▶ _ИЗБРАННЫЙ ОТРЫВОК_:
--

Здесь, наверное, метра три, можно выжить, но если головой на те кубики, то наверняка.
Кубик - это слово много значит для этого города. На таких кубиках построена его половина. После выработки песчаника остается карьер, вот возле такого карьера я и родился. Это называлось ” нахал-строй “. На краю города строится хибара-сарай, а потом ей приходится давать адрес. Жить в таких условиях тяжело. Часто не бывает света, а значит и тепла. Мыши, лягушки, клопы, тараканы - меньшее зло бытия.
Голод - это серьезно. Перед глазами яркая мизансцена - ужин перед сном, бутерброд с плавленым сырком. Мне пять, а сестре одиннадцать.

--

▶ _ЗАДАНИЯ_:
a) Перечислите всех живых существ, которых отрывок называет «меньшим злом бытия».
b) Сколько лет было сестре в сцене ужина перед сном, описанной в отрывке?

▶ _ИСХОДНЫЕ ДАННЫЕ_:
--

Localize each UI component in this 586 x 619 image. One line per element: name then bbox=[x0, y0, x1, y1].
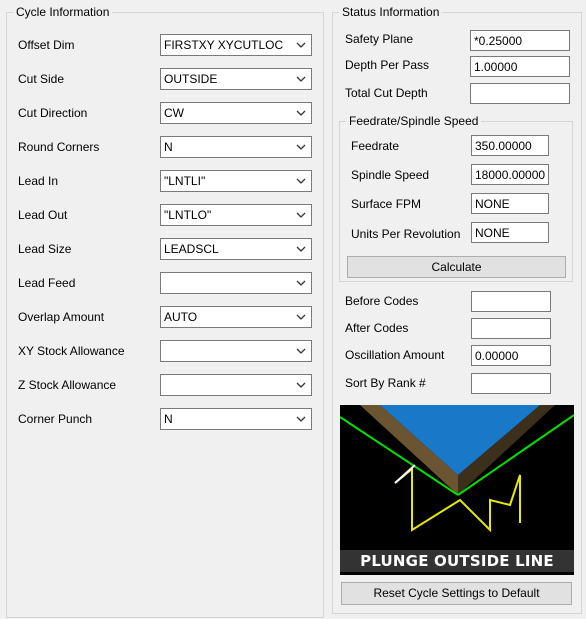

--

▶ _ОТВЕТЫ К ЗАДАНИЯМ_:
a) Мыши, лягушки, клопы, тараканы.

b) Одиннадцать лет.